Each line that holds the word "Normal" counts once. Give the total number of such lines and nothing else.

§ §

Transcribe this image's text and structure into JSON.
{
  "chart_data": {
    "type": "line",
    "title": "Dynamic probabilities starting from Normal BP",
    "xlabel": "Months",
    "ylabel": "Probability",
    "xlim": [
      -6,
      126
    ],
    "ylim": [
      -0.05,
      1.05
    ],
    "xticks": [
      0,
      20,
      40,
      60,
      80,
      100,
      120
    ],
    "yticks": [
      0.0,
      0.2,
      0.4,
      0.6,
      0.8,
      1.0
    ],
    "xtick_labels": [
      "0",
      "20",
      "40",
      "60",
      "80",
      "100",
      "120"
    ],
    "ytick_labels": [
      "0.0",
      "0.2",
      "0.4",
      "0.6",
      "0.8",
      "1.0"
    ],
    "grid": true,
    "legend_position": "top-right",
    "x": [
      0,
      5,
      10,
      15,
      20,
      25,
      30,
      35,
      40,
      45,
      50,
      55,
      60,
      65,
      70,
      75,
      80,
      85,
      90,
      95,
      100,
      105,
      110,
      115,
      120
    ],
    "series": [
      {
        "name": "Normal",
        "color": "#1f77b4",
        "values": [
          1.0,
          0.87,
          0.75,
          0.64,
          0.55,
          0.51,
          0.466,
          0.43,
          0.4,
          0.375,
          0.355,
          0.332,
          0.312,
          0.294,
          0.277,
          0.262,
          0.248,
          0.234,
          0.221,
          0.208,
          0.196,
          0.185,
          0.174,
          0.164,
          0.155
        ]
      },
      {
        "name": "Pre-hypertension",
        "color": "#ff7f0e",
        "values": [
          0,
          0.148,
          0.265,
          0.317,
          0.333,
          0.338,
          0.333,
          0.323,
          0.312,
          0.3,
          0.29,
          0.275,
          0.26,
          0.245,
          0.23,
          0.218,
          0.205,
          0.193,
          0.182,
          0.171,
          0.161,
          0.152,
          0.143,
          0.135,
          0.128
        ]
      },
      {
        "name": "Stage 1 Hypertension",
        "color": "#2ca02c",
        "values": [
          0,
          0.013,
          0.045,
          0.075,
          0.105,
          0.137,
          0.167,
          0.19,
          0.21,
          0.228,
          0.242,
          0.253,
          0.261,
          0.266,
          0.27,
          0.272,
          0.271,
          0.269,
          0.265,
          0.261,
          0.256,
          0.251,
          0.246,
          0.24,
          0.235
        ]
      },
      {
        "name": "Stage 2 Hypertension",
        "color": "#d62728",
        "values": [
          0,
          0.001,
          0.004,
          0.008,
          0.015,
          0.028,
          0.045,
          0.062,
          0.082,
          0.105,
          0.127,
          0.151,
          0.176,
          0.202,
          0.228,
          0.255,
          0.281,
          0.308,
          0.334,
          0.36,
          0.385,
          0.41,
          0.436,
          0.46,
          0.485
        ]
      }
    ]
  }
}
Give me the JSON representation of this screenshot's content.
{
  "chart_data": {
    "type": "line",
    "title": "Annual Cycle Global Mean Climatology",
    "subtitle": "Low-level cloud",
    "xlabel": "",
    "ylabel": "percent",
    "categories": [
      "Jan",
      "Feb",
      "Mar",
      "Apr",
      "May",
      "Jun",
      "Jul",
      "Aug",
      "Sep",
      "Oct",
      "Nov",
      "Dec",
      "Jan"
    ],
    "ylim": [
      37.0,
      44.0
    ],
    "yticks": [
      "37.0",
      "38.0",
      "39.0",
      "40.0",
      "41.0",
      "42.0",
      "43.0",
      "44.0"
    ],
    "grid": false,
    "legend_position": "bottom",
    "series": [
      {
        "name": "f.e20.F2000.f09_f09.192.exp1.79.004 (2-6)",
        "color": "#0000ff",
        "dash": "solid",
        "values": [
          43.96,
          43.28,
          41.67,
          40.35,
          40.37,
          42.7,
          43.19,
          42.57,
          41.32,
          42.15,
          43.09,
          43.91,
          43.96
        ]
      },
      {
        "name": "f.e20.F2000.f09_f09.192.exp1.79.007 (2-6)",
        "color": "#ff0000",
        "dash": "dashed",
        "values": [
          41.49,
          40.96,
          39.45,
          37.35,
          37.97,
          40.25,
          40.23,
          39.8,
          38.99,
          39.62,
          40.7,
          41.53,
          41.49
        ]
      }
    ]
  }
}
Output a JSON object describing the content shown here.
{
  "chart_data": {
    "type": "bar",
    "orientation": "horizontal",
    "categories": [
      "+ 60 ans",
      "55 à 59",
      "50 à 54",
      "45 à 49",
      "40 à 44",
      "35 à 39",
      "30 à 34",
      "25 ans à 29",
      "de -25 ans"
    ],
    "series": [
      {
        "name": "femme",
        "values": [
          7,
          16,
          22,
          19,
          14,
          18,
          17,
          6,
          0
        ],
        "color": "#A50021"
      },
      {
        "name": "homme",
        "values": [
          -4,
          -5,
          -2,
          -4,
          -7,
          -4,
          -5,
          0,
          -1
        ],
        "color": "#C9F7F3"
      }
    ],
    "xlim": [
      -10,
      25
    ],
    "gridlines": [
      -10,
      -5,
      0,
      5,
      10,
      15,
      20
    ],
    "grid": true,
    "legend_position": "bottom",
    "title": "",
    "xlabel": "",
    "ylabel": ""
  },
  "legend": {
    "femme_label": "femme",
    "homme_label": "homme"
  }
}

§ §

(REPLY) 2